TASK GOAL = Return the count of lines that hold the string "JSON", with no other words.

Figure dataset records:
........

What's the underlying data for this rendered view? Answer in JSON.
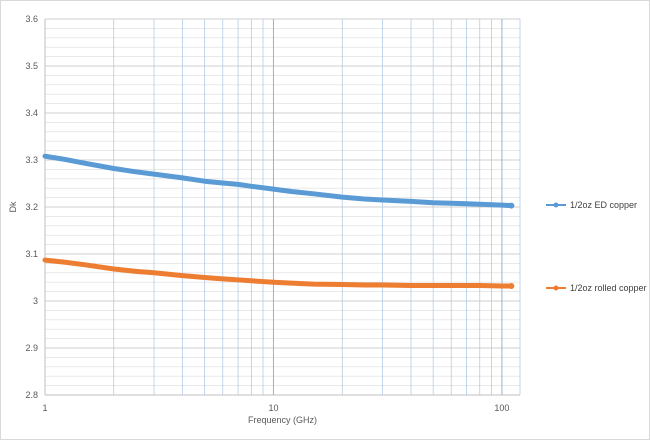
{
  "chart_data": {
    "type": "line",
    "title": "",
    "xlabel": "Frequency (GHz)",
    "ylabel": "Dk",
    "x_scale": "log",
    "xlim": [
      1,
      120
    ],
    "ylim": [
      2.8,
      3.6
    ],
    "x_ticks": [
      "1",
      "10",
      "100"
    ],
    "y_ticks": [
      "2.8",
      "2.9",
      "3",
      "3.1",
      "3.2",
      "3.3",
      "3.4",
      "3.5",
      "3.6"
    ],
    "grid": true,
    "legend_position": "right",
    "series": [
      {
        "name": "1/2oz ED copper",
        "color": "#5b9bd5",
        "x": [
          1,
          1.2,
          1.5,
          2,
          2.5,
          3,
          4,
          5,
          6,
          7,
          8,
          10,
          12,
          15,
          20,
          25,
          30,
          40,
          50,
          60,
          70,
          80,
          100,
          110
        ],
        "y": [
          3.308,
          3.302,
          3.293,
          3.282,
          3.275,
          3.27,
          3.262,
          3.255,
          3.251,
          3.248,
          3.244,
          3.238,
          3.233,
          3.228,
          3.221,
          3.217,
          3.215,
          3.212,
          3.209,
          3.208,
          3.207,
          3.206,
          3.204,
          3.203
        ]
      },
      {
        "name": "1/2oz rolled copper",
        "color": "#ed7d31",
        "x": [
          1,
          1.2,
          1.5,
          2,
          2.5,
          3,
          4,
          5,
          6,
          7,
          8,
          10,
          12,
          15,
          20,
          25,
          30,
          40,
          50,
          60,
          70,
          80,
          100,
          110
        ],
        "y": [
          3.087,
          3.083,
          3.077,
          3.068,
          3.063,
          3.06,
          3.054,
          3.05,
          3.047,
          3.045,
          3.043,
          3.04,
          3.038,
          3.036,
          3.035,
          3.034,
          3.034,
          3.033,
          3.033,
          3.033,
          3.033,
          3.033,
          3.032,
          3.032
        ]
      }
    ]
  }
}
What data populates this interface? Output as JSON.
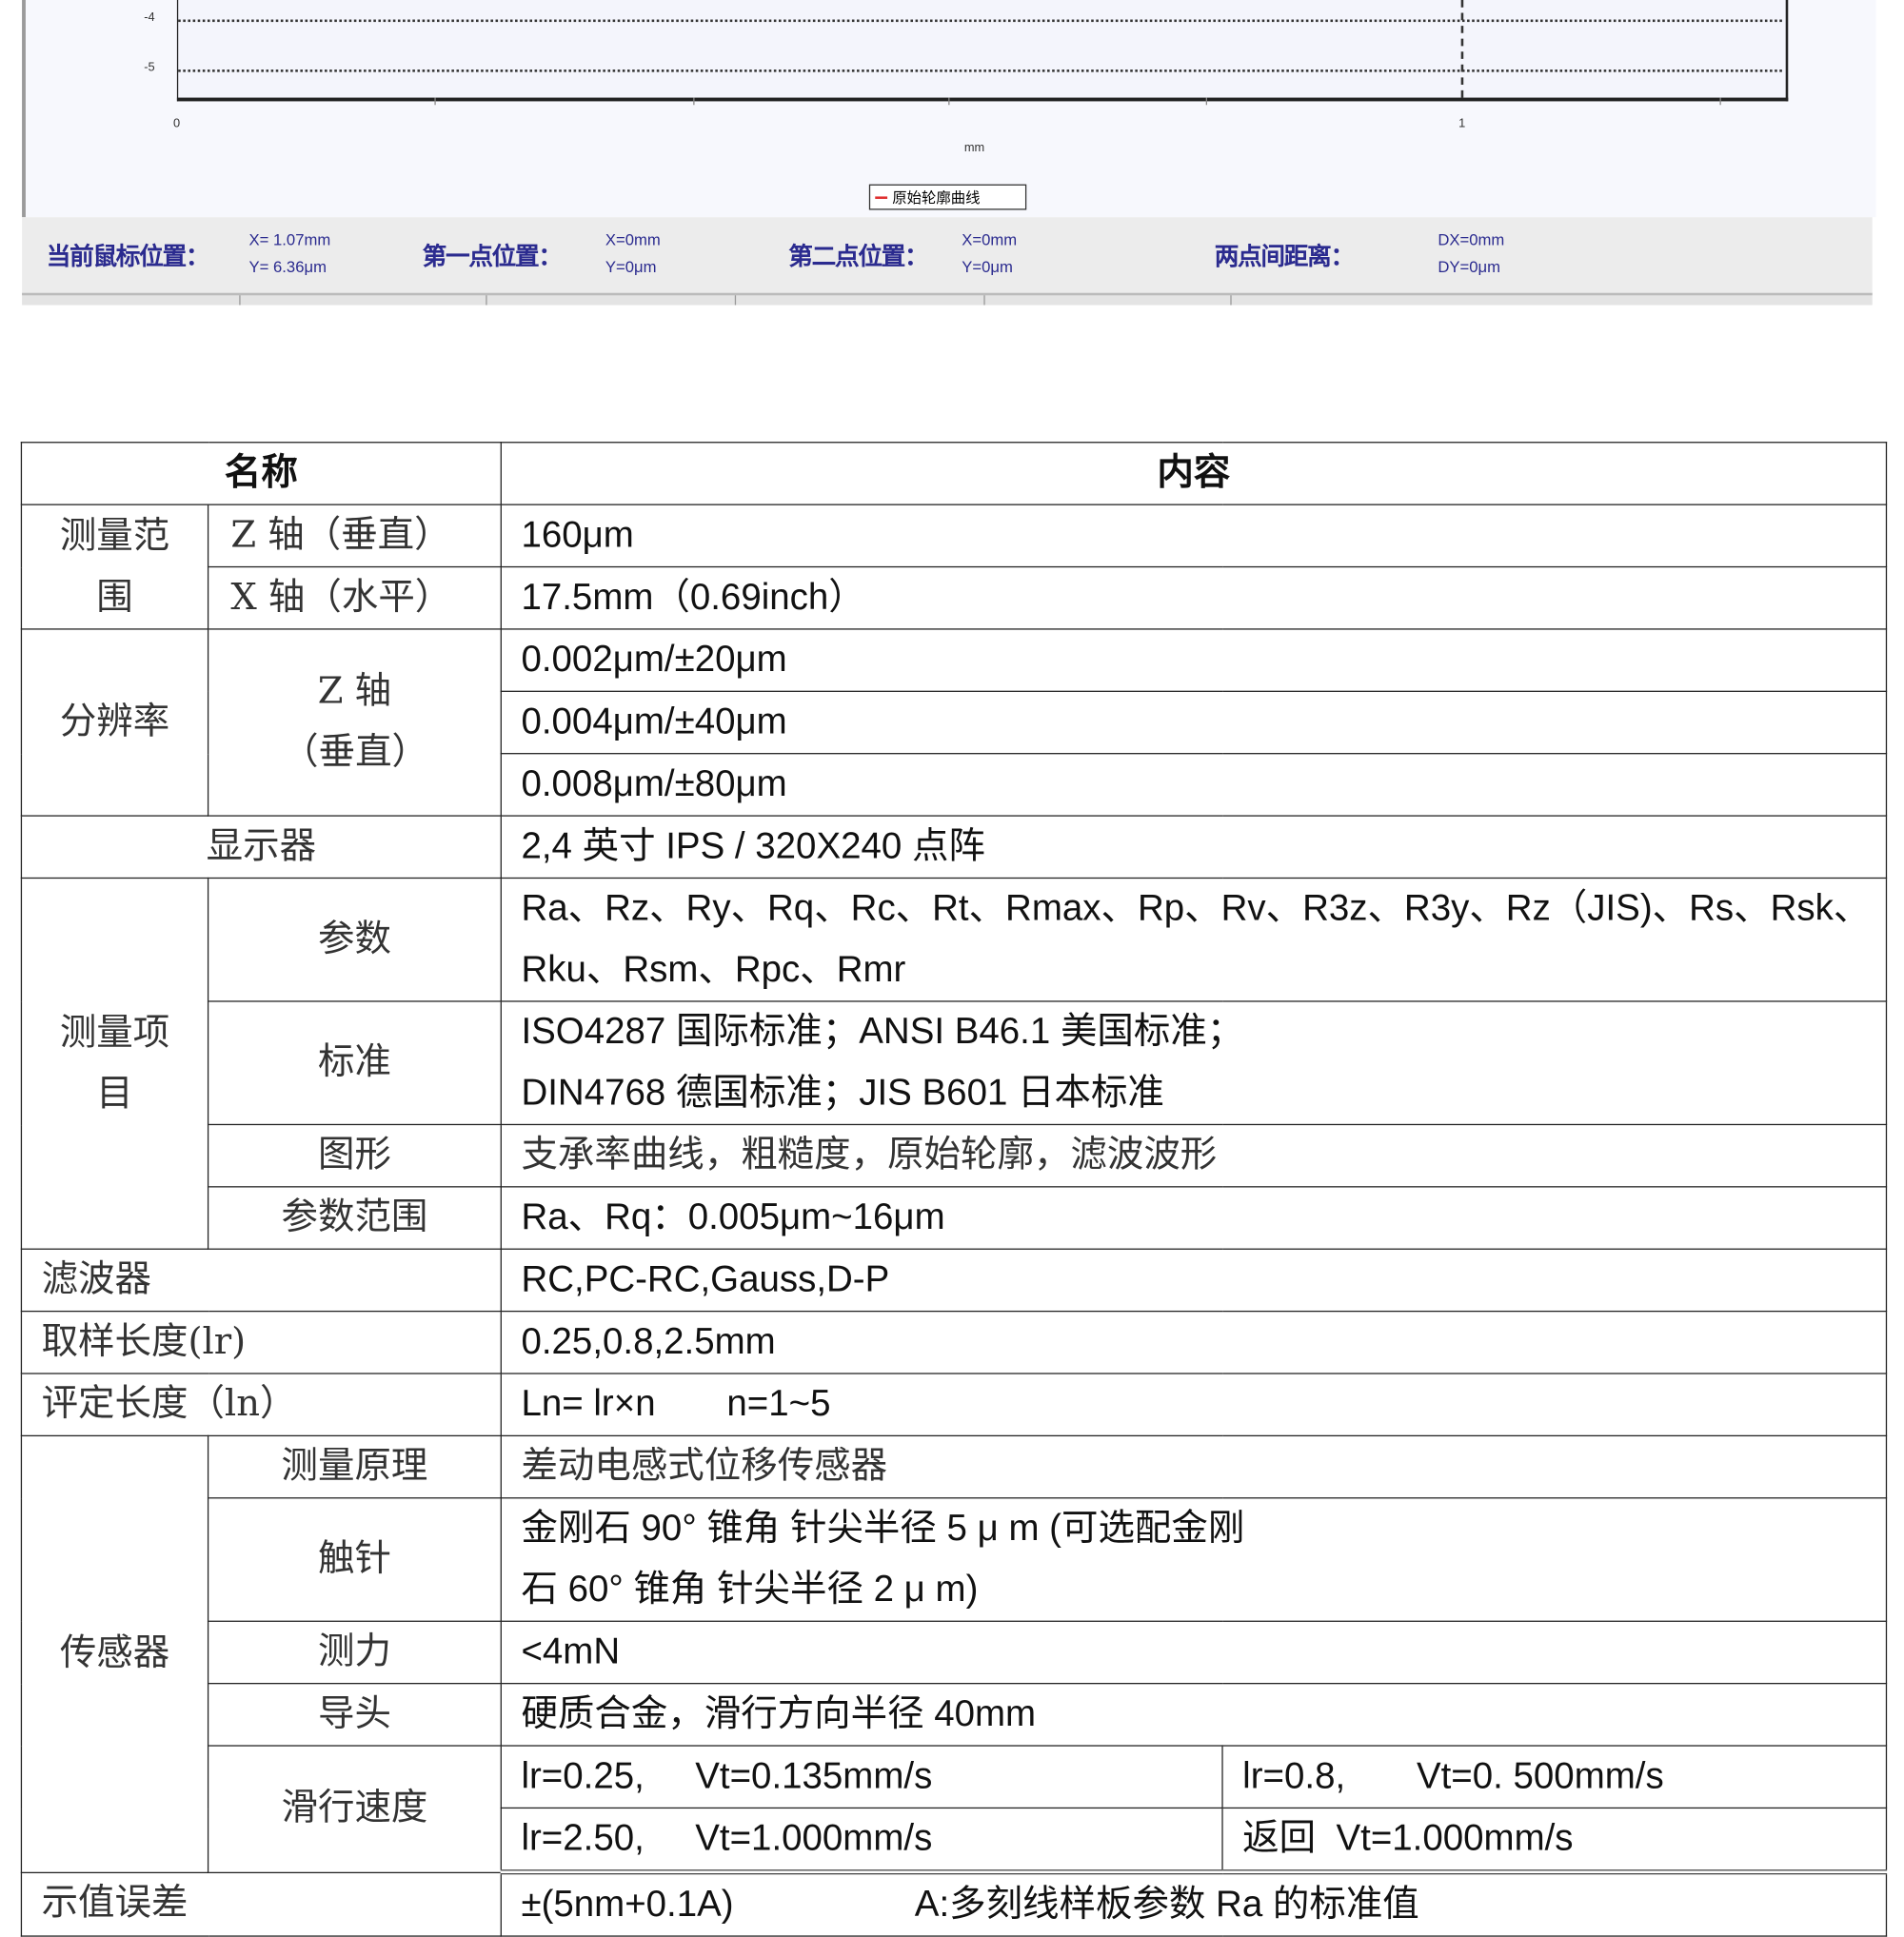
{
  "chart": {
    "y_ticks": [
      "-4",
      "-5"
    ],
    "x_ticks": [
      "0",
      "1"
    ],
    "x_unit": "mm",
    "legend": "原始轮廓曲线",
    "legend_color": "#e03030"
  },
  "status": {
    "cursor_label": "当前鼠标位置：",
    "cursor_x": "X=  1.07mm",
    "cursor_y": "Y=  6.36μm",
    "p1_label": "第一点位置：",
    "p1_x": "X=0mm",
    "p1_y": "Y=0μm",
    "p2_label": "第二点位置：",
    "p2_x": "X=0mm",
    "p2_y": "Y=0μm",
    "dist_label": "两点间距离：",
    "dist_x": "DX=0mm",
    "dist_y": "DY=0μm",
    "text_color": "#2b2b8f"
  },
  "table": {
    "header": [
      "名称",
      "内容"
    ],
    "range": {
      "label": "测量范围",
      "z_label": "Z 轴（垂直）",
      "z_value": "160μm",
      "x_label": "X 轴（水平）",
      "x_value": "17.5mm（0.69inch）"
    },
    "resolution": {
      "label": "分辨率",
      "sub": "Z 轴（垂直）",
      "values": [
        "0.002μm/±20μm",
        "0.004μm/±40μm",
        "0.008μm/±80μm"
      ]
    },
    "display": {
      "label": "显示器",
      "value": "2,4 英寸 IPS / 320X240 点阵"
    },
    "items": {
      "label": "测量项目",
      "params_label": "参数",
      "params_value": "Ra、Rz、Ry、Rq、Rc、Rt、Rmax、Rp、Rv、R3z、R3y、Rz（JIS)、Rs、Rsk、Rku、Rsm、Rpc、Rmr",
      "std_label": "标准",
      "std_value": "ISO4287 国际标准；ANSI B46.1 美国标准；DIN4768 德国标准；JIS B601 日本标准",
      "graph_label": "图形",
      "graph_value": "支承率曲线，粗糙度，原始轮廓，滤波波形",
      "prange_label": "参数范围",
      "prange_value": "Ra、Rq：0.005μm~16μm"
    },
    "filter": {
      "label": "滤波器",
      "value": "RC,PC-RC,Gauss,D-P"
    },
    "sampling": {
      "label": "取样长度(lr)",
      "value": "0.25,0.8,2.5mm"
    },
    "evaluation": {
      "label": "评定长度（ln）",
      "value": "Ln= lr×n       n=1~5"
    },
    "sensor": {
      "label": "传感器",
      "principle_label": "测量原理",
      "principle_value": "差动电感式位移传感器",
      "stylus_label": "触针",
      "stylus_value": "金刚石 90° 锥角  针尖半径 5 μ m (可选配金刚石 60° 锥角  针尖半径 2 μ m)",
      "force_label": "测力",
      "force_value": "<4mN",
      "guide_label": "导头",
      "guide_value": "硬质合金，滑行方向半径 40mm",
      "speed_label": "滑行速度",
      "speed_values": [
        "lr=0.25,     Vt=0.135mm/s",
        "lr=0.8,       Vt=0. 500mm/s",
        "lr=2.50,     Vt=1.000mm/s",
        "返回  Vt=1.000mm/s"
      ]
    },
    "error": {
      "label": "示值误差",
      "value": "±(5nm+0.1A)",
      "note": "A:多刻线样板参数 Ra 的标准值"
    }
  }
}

........

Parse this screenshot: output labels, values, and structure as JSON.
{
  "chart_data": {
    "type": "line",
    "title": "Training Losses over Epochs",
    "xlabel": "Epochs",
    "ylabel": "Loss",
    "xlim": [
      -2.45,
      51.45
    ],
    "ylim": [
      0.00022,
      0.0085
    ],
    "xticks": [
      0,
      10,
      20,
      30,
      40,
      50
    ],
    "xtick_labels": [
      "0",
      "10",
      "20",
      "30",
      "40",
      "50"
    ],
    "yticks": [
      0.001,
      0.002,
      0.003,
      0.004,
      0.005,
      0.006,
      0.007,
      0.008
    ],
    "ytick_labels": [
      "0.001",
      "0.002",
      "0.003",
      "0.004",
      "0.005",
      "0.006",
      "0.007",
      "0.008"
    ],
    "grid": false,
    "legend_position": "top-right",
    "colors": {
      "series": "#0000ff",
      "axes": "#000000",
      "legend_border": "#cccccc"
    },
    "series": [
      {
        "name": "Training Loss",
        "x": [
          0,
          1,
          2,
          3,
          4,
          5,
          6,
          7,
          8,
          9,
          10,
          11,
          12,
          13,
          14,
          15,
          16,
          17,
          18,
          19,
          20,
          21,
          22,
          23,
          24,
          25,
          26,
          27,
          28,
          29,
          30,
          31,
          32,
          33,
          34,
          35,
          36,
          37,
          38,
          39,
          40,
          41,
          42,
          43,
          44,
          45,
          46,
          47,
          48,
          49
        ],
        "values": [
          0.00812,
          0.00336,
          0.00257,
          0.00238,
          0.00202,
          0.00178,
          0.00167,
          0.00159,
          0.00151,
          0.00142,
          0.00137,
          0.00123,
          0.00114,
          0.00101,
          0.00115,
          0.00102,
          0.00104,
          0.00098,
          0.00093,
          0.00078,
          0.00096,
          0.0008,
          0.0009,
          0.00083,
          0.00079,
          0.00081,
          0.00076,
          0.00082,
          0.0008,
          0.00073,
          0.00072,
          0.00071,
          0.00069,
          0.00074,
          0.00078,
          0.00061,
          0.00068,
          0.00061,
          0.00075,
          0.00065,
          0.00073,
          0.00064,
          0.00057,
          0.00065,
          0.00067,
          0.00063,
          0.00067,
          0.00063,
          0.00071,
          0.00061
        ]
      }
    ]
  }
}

........

CORRECT ANSWER = 3